* BEGIN Dataset records *

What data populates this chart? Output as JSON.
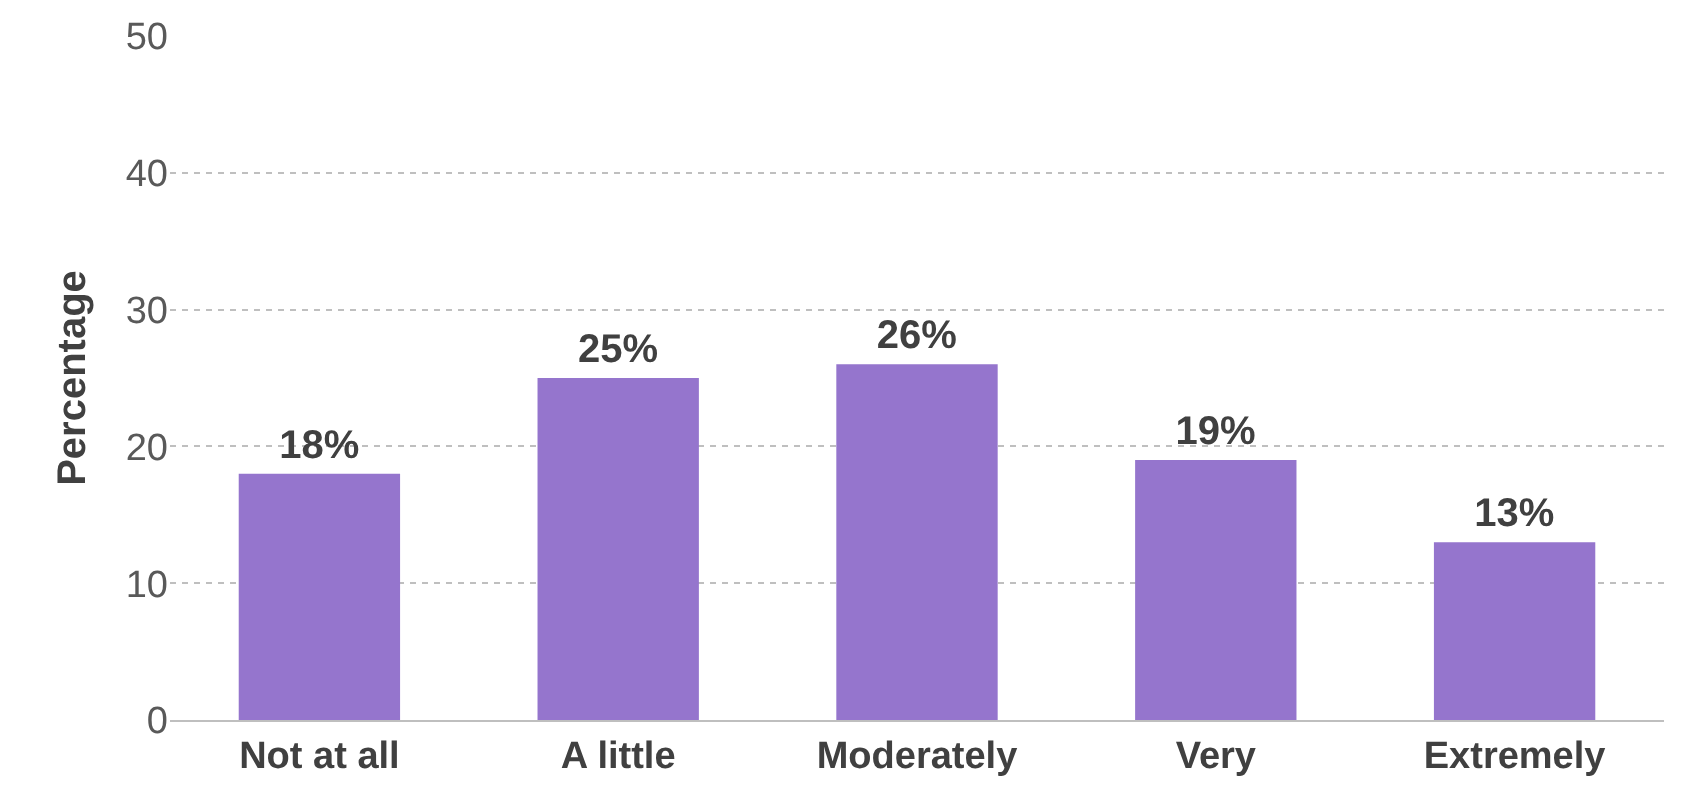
{
  "chart_data": {
    "type": "bar",
    "ylabel": "Percentage",
    "categories": [
      "Not at all",
      "A little",
      "Moderately",
      "Very",
      "Extremely"
    ],
    "values": [
      18,
      25,
      26,
      19,
      13
    ],
    "value_labels": [
      "18%",
      "25%",
      "26%",
      "19%",
      "13%"
    ],
    "color": "#9575cd",
    "ylim": [
      0,
      50
    ],
    "yticks": [
      0,
      10,
      20,
      30,
      40,
      50
    ],
    "grid": "y"
  }
}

* END Dataset records *

## Set task
Each record above is to be restated exactly, with its pictures removed from the copy.

## The reply
What data populates this chart? Output as JSON.
{
  "chart_data": {
    "type": "bar",
    "ylabel": "Percentage",
    "categories": [
      "Not at all",
      "A little",
      "Moderately",
      "Very",
      "Extremely"
    ],
    "values": [
      18,
      25,
      26,
      19,
      13
    ],
    "value_labels": [
      "18%",
      "25%",
      "26%",
      "19%",
      "13%"
    ],
    "color": "#9575cd",
    "ylim": [
      0,
      50
    ],
    "yticks": [
      0,
      10,
      20,
      30,
      40,
      50
    ],
    "grid": "y"
  }
}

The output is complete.